WRITTEN PROBLEM
Print the data exactly, leaving nothing out.

RECORDED INFORMATION

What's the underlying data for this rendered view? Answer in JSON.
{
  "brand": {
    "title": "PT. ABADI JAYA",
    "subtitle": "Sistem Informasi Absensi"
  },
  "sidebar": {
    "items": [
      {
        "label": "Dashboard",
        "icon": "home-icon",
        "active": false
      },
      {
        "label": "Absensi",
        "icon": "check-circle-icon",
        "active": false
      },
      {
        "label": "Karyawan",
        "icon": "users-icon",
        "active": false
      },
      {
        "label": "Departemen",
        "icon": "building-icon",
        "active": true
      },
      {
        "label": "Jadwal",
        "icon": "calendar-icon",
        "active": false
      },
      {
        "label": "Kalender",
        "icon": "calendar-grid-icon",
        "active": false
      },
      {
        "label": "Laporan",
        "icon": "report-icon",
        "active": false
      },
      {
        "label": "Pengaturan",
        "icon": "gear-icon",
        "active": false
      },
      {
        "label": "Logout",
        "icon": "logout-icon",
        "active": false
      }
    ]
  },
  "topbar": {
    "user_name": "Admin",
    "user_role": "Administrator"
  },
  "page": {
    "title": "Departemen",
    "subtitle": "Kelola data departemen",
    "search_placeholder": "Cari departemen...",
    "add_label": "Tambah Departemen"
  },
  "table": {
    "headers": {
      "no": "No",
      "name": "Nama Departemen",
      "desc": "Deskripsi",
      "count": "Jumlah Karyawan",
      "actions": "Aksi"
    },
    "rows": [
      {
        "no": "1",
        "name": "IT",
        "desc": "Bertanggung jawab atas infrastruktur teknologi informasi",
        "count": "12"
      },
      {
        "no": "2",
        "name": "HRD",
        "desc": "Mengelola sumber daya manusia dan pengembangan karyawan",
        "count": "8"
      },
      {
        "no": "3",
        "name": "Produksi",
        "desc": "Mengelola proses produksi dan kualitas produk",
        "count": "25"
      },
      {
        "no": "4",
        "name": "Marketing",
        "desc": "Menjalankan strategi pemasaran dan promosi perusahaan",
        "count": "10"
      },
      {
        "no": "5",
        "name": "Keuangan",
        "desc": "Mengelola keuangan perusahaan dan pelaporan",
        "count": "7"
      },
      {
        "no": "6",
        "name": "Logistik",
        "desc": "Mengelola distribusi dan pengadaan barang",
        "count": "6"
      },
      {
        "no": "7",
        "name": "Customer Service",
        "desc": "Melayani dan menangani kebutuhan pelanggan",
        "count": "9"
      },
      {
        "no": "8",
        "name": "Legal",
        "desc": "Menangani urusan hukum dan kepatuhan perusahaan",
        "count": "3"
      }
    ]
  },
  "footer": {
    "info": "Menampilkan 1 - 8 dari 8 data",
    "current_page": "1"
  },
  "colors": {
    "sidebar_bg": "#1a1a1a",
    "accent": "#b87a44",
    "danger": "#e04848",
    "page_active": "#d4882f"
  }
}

WRITTEN ANSWER
What's the underlying data for this rendered view? Answer in JSON.
{
  "brand": {
    "title": "PT. ABADI JAYA",
    "subtitle": "Sistem Informasi Absensi"
  },
  "sidebar": {
    "items": [
      {
        "label": "Dashboard",
        "icon": "home-icon",
        "active": false
      },
      {
        "label": "Absensi",
        "icon": "check-circle-icon",
        "active": false
      },
      {
        "label": "Karyawan",
        "icon": "users-icon",
        "active": false
      },
      {
        "label": "Departemen",
        "icon": "building-icon",
        "active": true
      },
      {
        "label": "Jadwal",
        "icon": "calendar-icon",
        "active": false
      },
      {
        "label": "Kalender",
        "icon": "calendar-grid-icon",
        "active": false
      },
      {
        "label": "Laporan",
        "icon": "report-icon",
        "active": false
      },
      {
        "label": "Pengaturan",
        "icon": "gear-icon",
        "active": false
      },
      {
        "label": "Logout",
        "icon": "logout-icon",
        "active": false
      }
    ]
  },
  "topbar": {
    "user_name": "Admin",
    "user_role": "Administrator"
  },
  "page": {
    "title": "Departemen",
    "subtitle": "Kelola data departemen",
    "search_placeholder": "Cari departemen...",
    "add_label": "Tambah Departemen"
  },
  "table": {
    "headers": {
      "no": "No",
      "name": "Nama Departemen",
      "desc": "Deskripsi",
      "count": "Jumlah Karyawan",
      "actions": "Aksi"
    },
    "rows": [
      {
        "no": "1",
        "name": "IT",
        "desc": "Bertanggung jawab atas infrastruktur teknologi informasi",
        "count": "12"
      },
      {
        "no": "2",
        "name": "HRD",
        "desc": "Mengelola sumber daya manusia dan pengembangan karyawan",
        "count": "8"
      },
      {
        "no": "3",
        "name": "Produksi",
        "desc": "Mengelola proses produksi dan kualitas produk",
        "count": "25"
      },
      {
        "no": "4",
        "name": "Marketing",
        "desc": "Menjalankan strategi pemasaran dan promosi perusahaan",
        "count": "10"
      },
      {
        "no": "5",
        "name": "Keuangan",
        "desc": "Mengelola keuangan perusahaan dan pelaporan",
        "count": "7"
      },
      {
        "no": "6",
        "name": "Logistik",
        "desc": "Mengelola distribusi dan pengadaan barang",
        "count": "6"
      },
      {
        "no": "7",
        "name": "Customer Service",
        "desc": "Melayani dan menangani kebutuhan pelanggan",
        "count": "9"
      },
      {
        "no": "8",
        "name": "Legal",
        "desc": "Menangani urusan hukum dan kepatuhan perusahaan",
        "count": "3"
      }
    ]
  },
  "footer": {
    "info": "Menampilkan 1 - 8 dari 8 data",
    "current_page": "1"
  },
  "colors": {
    "sidebar_bg": "#1a1a1a",
    "accent": "#b87a44",
    "danger": "#e04848",
    "page_active": "#d4882f"
  }
}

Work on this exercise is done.